◆ OBJECTIVE: Locate each line with the string "comments" in the listing below and copy it.

────────────────

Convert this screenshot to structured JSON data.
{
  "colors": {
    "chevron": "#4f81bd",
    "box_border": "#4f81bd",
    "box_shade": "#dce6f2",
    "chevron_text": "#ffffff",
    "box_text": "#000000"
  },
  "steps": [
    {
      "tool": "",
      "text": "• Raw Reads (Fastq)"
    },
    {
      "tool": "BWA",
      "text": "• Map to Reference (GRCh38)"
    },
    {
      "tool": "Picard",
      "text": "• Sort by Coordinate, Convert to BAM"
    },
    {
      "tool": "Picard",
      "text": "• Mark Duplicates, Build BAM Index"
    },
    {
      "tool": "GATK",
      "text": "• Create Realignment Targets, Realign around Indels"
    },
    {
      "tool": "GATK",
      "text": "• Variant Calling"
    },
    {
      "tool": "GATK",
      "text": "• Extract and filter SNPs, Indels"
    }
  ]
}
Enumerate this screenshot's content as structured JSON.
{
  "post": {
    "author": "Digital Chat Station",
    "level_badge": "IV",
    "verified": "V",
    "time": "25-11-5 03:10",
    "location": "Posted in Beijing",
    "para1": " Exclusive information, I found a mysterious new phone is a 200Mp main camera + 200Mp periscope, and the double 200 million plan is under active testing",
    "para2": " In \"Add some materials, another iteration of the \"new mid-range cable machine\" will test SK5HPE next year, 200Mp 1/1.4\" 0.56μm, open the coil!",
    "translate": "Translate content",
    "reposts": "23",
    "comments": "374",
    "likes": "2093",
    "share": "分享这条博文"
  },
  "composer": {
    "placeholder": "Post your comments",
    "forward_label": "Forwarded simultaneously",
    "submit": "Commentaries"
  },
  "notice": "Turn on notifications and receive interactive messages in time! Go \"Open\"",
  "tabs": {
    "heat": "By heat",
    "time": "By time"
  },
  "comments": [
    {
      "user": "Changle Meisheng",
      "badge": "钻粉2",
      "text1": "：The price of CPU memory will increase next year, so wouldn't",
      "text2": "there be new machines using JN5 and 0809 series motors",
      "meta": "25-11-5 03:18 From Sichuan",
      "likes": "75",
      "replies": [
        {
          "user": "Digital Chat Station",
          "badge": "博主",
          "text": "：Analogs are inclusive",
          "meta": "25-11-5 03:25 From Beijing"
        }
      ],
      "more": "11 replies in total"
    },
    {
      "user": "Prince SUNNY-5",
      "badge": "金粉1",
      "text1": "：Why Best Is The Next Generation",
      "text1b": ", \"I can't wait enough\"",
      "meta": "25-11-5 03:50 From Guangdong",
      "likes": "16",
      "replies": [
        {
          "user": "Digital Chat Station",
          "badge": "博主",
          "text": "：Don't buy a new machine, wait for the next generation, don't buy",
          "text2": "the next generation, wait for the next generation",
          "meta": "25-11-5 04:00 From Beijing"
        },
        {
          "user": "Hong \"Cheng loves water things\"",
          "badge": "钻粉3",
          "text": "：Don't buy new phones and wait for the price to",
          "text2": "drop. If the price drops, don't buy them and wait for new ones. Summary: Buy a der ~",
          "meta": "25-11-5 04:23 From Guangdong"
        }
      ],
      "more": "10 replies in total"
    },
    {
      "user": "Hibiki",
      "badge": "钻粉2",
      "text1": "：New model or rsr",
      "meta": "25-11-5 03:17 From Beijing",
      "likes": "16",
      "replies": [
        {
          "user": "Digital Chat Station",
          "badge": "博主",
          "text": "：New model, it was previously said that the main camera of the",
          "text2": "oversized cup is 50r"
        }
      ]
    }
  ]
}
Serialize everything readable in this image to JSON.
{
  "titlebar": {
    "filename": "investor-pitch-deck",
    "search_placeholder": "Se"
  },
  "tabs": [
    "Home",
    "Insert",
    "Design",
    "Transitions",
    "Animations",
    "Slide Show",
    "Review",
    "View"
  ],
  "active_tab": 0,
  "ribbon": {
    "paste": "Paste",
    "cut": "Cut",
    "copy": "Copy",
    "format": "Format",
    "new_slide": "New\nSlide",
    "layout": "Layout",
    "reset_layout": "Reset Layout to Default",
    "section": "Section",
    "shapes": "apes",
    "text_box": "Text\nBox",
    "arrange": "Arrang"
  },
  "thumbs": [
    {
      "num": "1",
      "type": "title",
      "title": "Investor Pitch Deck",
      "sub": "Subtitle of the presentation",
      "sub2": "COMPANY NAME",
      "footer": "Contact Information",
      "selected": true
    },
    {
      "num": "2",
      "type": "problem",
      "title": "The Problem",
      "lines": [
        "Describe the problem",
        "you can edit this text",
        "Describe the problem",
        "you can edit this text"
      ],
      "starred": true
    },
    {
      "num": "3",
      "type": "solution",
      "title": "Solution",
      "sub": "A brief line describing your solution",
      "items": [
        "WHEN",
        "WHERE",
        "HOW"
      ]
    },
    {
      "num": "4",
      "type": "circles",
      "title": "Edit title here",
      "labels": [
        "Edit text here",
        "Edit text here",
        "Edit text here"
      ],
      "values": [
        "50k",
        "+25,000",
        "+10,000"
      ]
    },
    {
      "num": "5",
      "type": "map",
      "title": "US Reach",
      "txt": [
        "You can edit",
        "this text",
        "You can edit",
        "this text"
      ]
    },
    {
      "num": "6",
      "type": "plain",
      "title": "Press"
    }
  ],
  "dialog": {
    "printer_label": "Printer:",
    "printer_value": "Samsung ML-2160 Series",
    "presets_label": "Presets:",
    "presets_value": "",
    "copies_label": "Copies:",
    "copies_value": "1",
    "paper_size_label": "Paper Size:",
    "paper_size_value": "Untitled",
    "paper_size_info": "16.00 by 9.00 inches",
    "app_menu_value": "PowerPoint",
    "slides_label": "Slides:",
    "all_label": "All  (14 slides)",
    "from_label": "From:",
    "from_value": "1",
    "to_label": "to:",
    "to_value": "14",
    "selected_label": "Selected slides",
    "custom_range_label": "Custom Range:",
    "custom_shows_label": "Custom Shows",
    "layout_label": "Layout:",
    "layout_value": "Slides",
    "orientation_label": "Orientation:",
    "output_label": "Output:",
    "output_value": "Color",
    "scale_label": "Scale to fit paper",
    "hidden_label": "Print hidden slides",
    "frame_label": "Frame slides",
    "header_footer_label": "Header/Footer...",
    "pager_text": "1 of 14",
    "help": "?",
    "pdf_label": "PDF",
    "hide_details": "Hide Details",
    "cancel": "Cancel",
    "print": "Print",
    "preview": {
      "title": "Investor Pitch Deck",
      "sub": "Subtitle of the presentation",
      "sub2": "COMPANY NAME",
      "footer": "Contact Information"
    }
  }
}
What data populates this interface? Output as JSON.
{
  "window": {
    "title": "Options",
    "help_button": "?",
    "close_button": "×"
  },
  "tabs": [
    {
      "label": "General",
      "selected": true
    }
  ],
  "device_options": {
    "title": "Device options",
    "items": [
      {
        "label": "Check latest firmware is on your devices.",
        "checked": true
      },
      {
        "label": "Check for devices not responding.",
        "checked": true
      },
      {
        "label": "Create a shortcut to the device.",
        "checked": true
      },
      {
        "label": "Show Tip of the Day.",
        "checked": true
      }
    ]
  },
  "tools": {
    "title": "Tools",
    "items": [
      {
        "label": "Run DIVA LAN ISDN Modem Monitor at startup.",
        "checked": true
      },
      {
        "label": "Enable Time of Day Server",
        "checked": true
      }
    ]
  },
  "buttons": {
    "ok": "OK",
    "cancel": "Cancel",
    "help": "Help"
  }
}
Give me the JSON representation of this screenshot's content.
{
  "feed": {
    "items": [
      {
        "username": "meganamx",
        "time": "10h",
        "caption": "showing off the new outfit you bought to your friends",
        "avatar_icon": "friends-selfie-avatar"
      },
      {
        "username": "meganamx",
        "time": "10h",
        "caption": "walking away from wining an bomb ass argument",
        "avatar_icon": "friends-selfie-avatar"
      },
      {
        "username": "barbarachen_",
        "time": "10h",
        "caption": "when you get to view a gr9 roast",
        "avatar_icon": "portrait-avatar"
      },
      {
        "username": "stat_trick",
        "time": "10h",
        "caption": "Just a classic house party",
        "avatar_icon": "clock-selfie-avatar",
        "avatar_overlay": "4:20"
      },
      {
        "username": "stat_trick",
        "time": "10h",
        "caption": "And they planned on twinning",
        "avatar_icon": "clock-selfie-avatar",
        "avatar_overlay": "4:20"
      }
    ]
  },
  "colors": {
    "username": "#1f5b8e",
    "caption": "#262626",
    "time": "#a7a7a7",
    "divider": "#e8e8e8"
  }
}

────────────────

◆ EXERCISE RESULT:
    "comments": "374",
    "placeholder": "Post your comments",
  "comments": [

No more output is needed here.